DATA FOR THIS EXERCISE
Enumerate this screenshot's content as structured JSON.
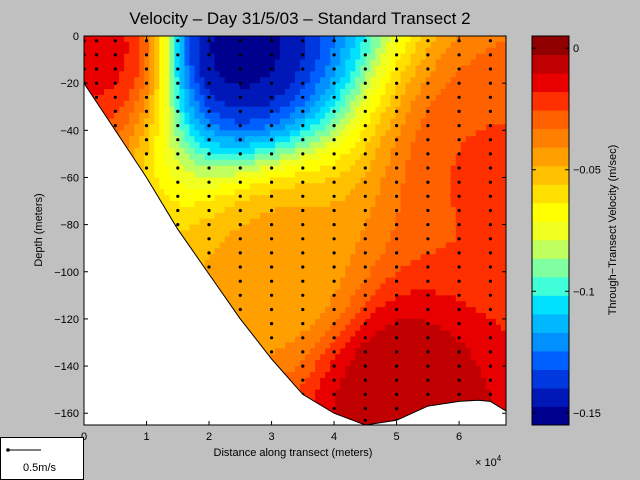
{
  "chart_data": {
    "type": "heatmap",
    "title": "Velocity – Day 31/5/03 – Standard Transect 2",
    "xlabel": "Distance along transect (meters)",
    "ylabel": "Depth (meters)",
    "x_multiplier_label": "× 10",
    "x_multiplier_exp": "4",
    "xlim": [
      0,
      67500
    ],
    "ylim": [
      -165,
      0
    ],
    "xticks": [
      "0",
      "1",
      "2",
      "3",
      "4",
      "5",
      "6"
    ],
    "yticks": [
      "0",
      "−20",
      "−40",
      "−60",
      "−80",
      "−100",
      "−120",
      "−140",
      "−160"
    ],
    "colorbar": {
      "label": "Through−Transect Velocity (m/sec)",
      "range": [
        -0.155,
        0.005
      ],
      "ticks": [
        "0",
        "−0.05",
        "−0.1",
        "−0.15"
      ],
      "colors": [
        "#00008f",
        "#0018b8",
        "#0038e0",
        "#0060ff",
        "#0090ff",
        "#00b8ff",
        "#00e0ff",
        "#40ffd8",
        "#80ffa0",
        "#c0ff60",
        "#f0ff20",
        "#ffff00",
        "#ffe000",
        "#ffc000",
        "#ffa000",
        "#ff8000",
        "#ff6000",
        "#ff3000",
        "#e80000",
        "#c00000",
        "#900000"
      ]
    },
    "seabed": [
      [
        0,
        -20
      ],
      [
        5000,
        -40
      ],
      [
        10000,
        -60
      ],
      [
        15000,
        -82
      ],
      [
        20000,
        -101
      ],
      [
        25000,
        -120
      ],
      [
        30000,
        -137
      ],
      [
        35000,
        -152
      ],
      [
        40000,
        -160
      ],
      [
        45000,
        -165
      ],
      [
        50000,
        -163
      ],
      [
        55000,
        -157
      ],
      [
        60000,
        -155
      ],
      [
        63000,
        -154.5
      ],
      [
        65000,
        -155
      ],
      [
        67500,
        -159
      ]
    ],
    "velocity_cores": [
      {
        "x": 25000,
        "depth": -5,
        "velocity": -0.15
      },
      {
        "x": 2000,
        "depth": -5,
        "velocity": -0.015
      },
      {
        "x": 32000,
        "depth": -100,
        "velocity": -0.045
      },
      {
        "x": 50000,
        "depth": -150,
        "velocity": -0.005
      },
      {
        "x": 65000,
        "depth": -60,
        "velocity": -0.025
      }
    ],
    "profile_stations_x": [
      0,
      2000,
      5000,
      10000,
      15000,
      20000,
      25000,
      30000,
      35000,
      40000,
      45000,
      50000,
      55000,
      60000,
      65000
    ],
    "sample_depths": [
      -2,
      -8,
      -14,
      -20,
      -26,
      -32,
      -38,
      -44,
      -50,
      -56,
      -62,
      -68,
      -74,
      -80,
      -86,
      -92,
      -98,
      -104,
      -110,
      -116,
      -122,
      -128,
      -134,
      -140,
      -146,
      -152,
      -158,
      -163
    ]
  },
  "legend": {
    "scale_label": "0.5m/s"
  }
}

WORK TO BE COMPLETED
Reply with nothing but the number of lines that contain the word "meters".

THE SOLUTION
2